[Stored items from a collection]
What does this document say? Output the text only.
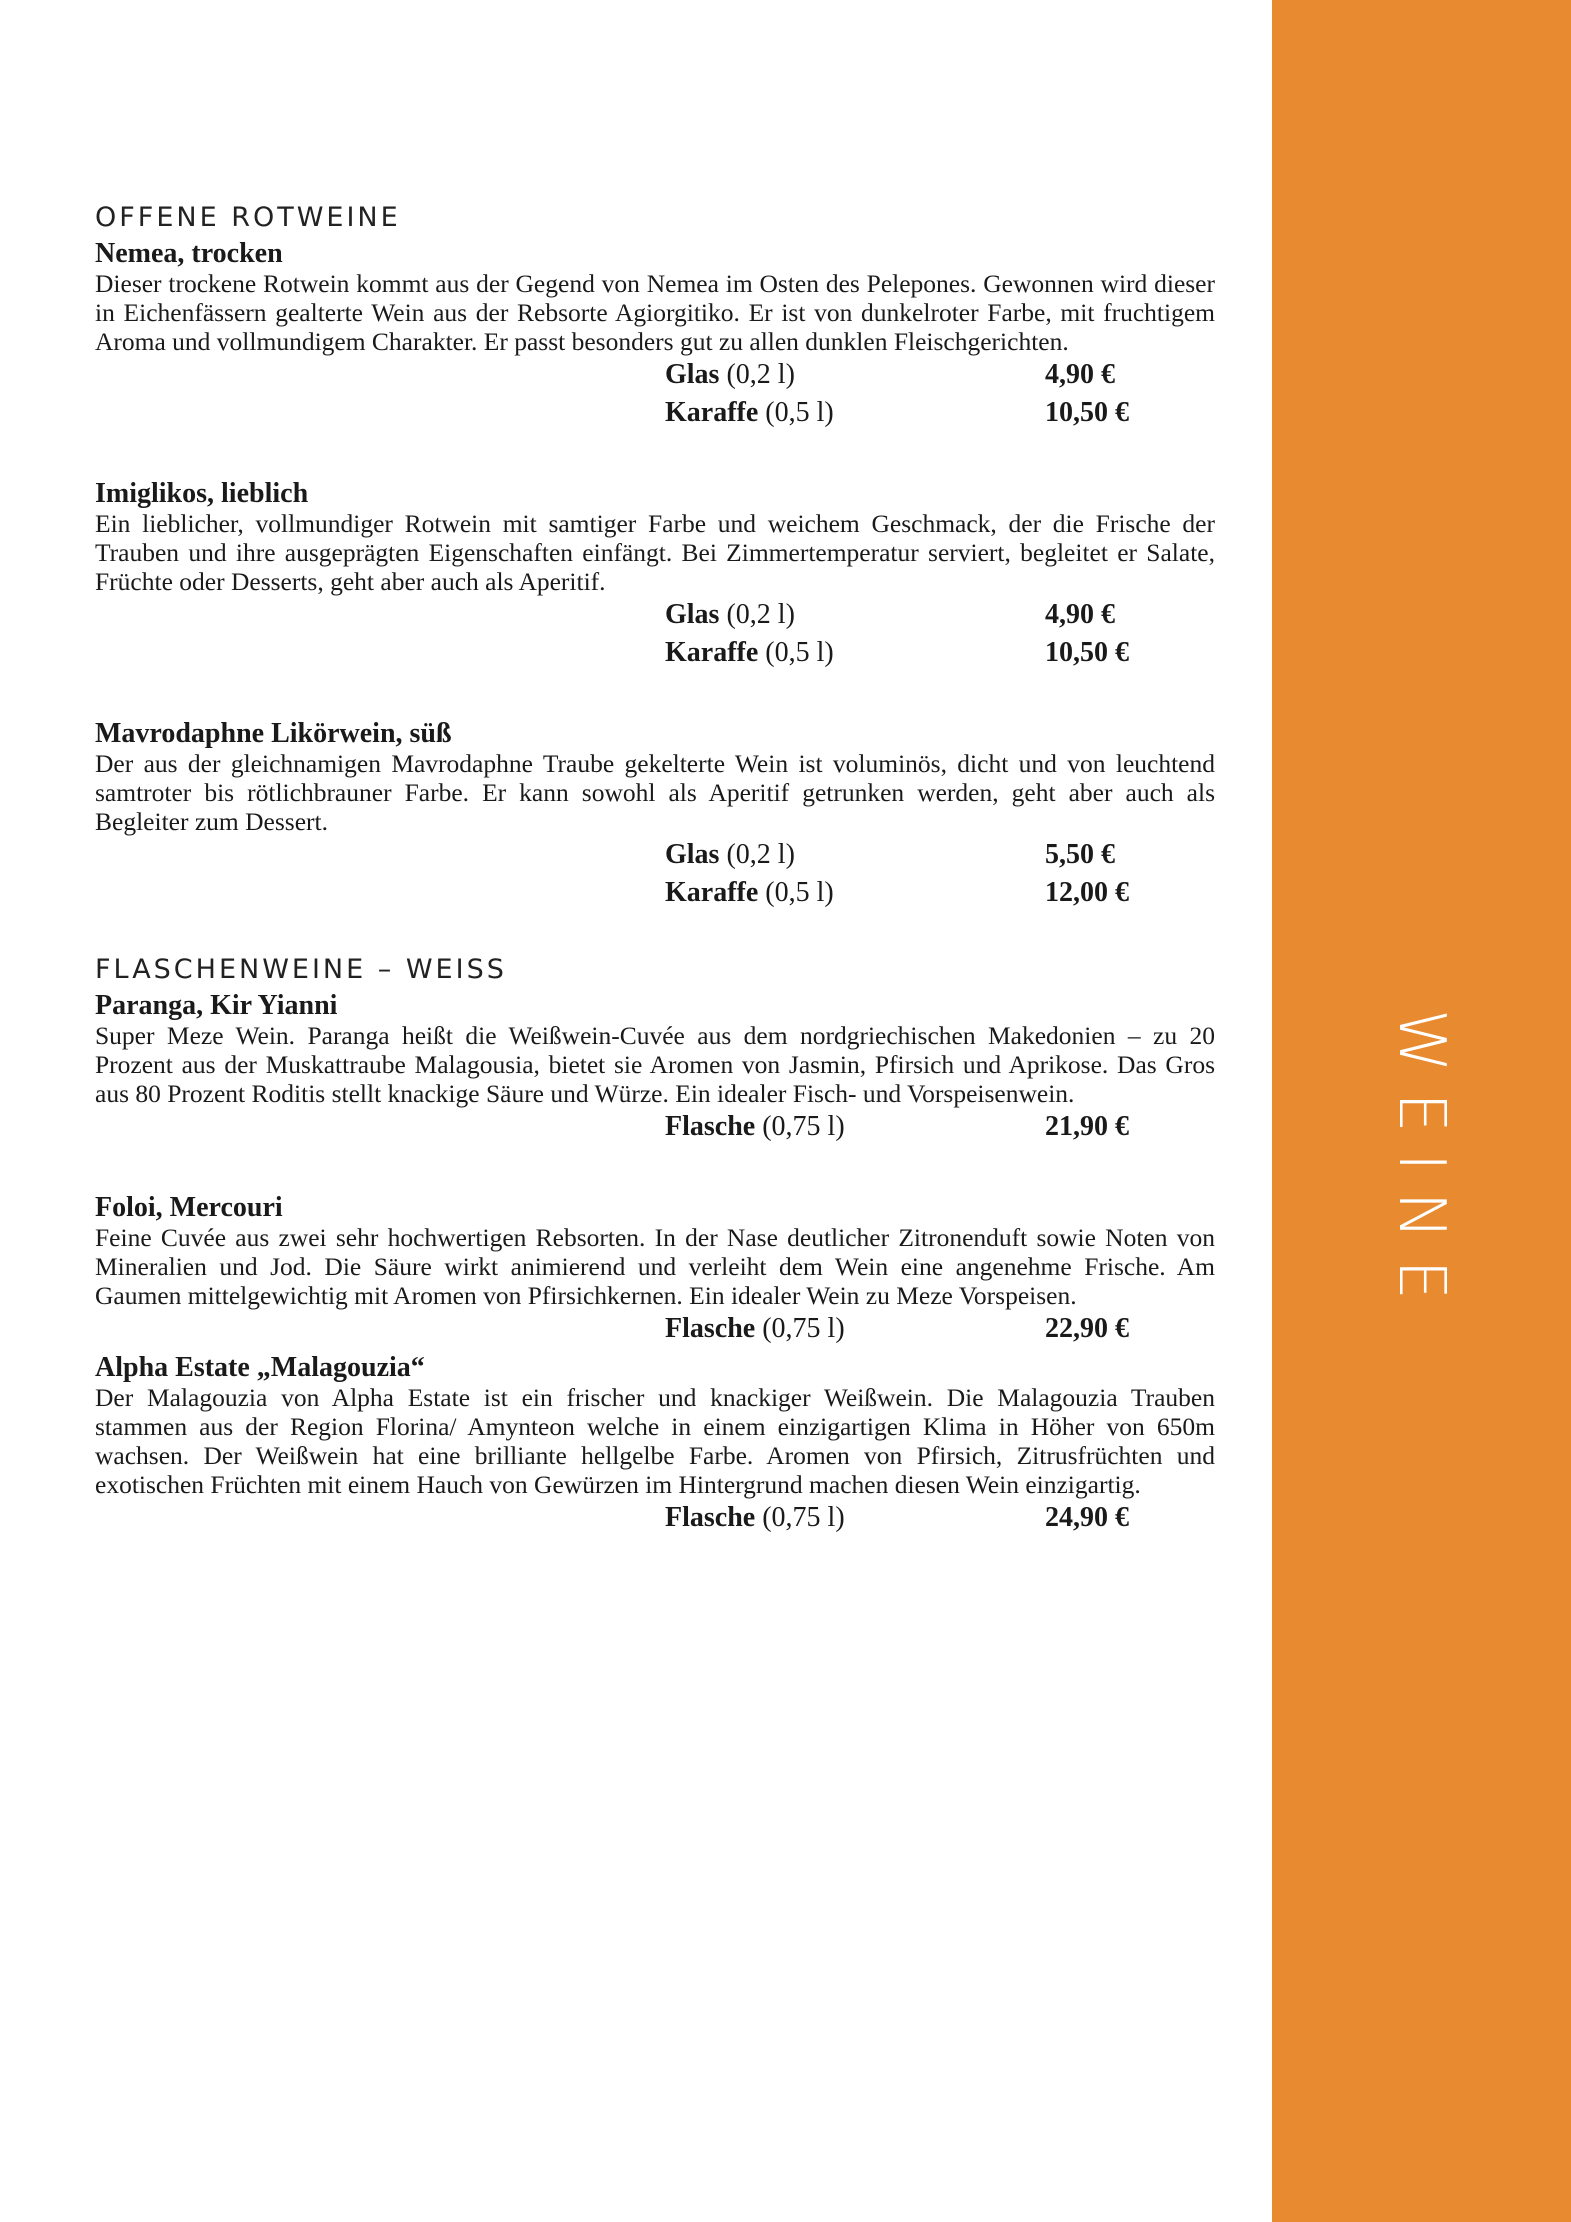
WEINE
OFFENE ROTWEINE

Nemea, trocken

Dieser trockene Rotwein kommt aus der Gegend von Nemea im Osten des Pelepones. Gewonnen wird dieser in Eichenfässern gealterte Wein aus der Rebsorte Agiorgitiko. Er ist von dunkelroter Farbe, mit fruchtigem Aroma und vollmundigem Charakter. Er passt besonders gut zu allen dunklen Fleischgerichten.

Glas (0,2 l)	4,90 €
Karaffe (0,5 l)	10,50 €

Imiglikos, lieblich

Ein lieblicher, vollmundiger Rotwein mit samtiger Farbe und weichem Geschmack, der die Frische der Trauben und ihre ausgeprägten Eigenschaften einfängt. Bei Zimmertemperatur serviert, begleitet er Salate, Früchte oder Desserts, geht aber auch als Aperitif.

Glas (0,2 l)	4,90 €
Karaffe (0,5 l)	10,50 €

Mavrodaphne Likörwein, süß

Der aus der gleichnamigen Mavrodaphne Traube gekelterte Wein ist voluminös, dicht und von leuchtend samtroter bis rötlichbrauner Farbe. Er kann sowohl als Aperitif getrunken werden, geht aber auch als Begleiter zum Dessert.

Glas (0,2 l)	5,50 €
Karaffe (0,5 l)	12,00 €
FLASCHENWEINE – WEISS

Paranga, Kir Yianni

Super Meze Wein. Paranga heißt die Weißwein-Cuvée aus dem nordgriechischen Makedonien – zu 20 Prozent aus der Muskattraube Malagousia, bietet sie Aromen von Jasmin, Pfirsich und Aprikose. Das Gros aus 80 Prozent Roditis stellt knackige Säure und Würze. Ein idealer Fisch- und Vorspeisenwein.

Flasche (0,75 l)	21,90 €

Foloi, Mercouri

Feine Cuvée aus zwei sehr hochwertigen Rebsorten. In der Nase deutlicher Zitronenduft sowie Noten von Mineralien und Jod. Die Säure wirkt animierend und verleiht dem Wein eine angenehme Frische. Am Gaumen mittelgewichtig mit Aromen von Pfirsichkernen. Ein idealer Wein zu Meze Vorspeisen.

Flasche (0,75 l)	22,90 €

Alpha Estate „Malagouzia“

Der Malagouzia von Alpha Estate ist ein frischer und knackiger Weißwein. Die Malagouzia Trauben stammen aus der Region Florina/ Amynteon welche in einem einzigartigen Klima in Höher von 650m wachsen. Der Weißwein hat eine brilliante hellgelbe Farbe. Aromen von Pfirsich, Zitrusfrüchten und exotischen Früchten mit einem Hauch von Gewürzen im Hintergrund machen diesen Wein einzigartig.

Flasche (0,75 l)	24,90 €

* Directions for this task *
Using the records above, copy every line that has the word "Malagouzia" in it.

* Result for this exercise *
Alpha Estate „Malagouzia“
Der Malagouzia von Alpha Estate ist ein frischer und knackiger Weißwein. Die Malagouzia Trauben stammen aus der Region Florina/ Amynteon welche in einem einzigartigen Klima in Höher von 650m wachsen. Der Weißwein hat eine brilliante hellgelbe Farbe. Aromen von Pfirsich, Zitrusfrüchten und exotischen Früchten mit einem Hauch von Gewürzen im Hintergrund machen diesen Wein einzigartig.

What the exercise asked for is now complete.